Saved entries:
+ + + + + + +
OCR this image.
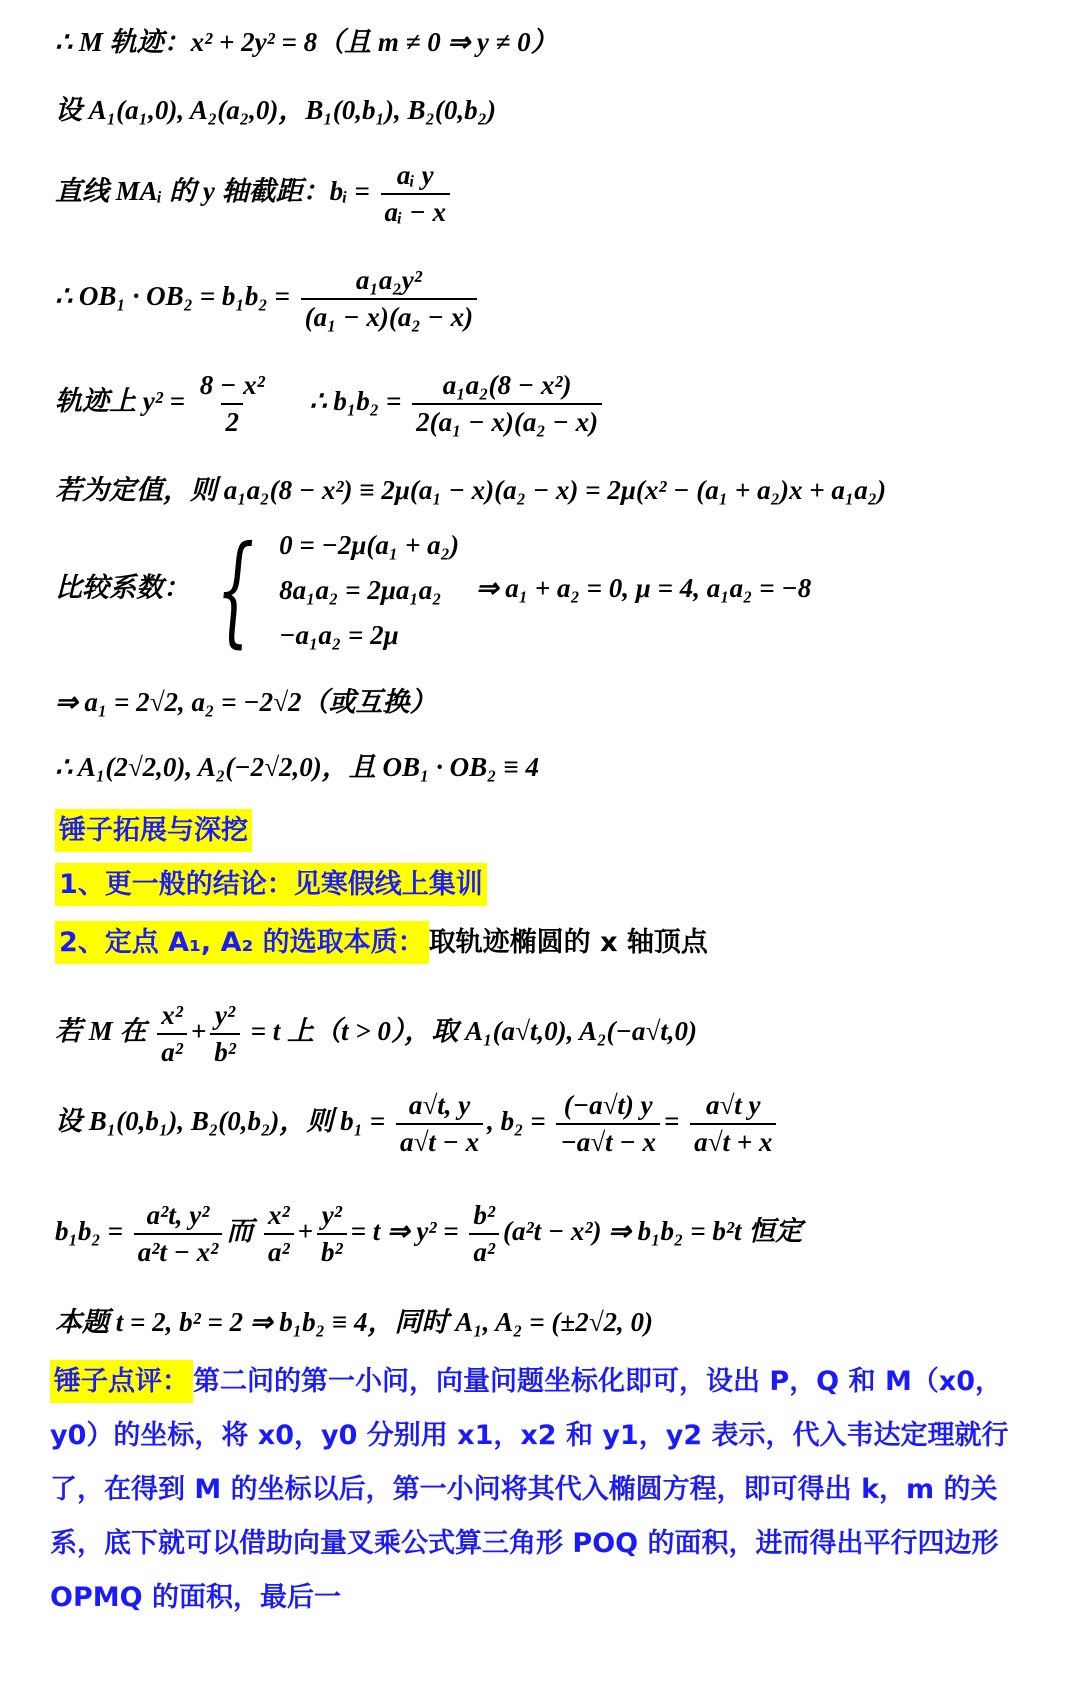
∴ M 轨迹：x² + 2y² = 8（且 m ≠ 0 ⇒ y ≠ 0）
设 A₁(a₁,0), A₂(a₂,0)，B₁(0,b₁), B₂(0,b₂)
直线 MAᵢ 的 y 轴截距：bᵢ = $\frac{\text{aᵢ y}}{\text{aᵢ − x}}$
∴ $OB_1 \cdot OB_2 = b_1b_2 = \frac{\text{a₁a₂y²}}{\text{(a₁ − x)(a₂ − x)}}$
轨迹上 $y^2 = \frac{\text{8 − x²}}{2}$ ∴ $b_1b_2 = \frac{\text{a₁a₂(8 − x²)}}{\text{2(a₁ − x)(a₂ − x)}}$
若为定值，则 a₁a₂(8 − x²) ≡ 2μ(a₁ − x)(a₂ − x) = 2μ(x² − (a₁ + a₂)x + a₁a₂)
比较系数： { 0 = −2μ(a₁ + a₂)
8a₁a₂ = 2μa₁a₂
−a₁a₂ = 2μ
⇒ a₁ + a₂ = 0, μ = 4, a₁a₂ = −8
⇒ a₁ = 2√2, a₂ = −2√2（或互换）
∴ A₁(2√2,0), A₂(−2√2,0)，且 OB₁ · OB₂ ≡ 4
锤子拓展与深挖
1、更一般的结论：见寒假线上集训
2、定点 A₁, A₂ 的选取本质： 取轨迹椭圆的 x 轴顶点
若 M 在 $\frac{\text{x²}}{\text{a²}} + \frac{\text{y²}}{\text{b²}} = t$ 上（t > 0），取 A₁(a√t,0), A₂(−a√t,0)
设 B₁(0,b₁), B₂(0,b₂)，则 $b_1 = \frac{a√t, y}{a√t - x}$ , $b_2 = \frac{(-a√t) y}{-a√t - x} = \frac{\text{a√t y}}{a√t + x}$
$b_1b_2 = \frac{\text{a²t, y²}}{\text{a²t − x²}}$ 而 $\frac{\text{x²}}{\text{a²}} + \frac{\text{y²}}{\text{b²}} = t$ ⇒ $y^2 = \frac{\text{b²}}{\text{a²}} (a^2t - x^2)$ ⇒ b₁b₂ = b²t 恒定
本题 t = 2, b² = 2 ⇒ b₁b₂ ≡ 4，同时 A₁, A₂ = (±2√2, 0)
锤子点评： 第二问的第一小问，向量问题坐标化即可，设出 P，Q 和 M（x0，y0）的坐标，将 x0，y0 分别用 x1，x2 和 y1，y2 表示，代入韦达定理就行了，在得到 M 的坐标以后，第一小问将其代入椭圆方程，即可得出 k，m 的关系，底下就可以借助向量叉乘公式算三角形 POQ 的面积，进而得出平行四边形 OPMQ 的面积，最后一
+ + + + + + +
→ **Task goal**: Your task is to copy the entries in full and exactly, without any images.

→ **Output below**:
OCR this image.
∴ M 轨迹：x² + 2y² = 8（且 m ≠ 0 ⇒ y ≠ 0）
设 A₁(a₁,0), A₂(a₂,0)，B₁(0,b₁), B₂(0,b₂)
直线 MAᵢ 的 y 轴截距：bᵢ = $\frac{\text{aᵢ y}}{\text{aᵢ − x}}$
∴ $OB_1 \cdot OB_2 = b_1b_2 = \frac{\text{a₁a₂y²}}{\text{(a₁ − x)(a₂ − x)}}$
轨迹上 $y^2 = \frac{\text{8 − x²}}{2}$ ∴ $b_1b_2 = \frac{\text{a₁a₂(8 − x²)}}{\text{2(a₁ − x)(a₂ − x)}}$
若为定值，则 a₁a₂(8 − x²) ≡ 2μ(a₁ − x)(a₂ − x) = 2μ(x² − (a₁ + a₂)x + a₁a₂)
比较系数： { 0 = −2μ(a₁ + a₂)
8a₁a₂ = 2μa₁a₂
−a₁a₂ = 2μ
⇒ a₁ + a₂ = 0, μ = 4, a₁a₂ = −8
⇒ a₁ = 2√2, a₂ = −2√2（或互换）
∴ A₁(2√2,0), A₂(−2√2,0)，且 OB₁ · OB₂ ≡ 4
锤子拓展与深挖
1、更一般的结论：见寒假线上集训
2、定点 A₁, A₂ 的选取本质： 取轨迹椭圆的 x 轴顶点
若 M 在 $\frac{\text{x²}}{\text{a²}} + \frac{\text{y²}}{\text{b²}} = t$ 上（t > 0），取 A₁(a√t,0), A₂(−a√t,0)
设 B₁(0,b₁), B₂(0,b₂)，则 $b_1 = \frac{a√t, y}{a√t - x}$ , $b_2 = \frac{(-a√t) y}{-a√t - x} = \frac{\text{a√t y}}{a√t + x}$
$b_1b_2 = \frac{\text{a²t, y²}}{\text{a²t − x²}}$ 而 $\frac{\text{x²}}{\text{a²}} + \frac{\text{y²}}{\text{b²}} = t$ ⇒ $y^2 = \frac{\text{b²}}{\text{a²}} (a^2t - x^2)$ ⇒ b₁b₂ = b²t 恒定
本题 t = 2, b² = 2 ⇒ b₁b₂ ≡ 4，同时 A₁, A₂ = (±2√2, 0)
锤子点评： 第二问的第一小问，向量问题坐标化即可，设出 P，Q 和 M（x0，y0）的坐标，将 x0，y0 分别用 x1，x2 和 y1，y2 表示，代入韦达定理就行了，在得到 M 的坐标以后，第一小问将其代入椭圆方程，即可得出 k，m 的关系，底下就可以借助向量叉乘公式算三角形 POQ 的面积，进而得出平行四边形 OPMQ 的面积，最后一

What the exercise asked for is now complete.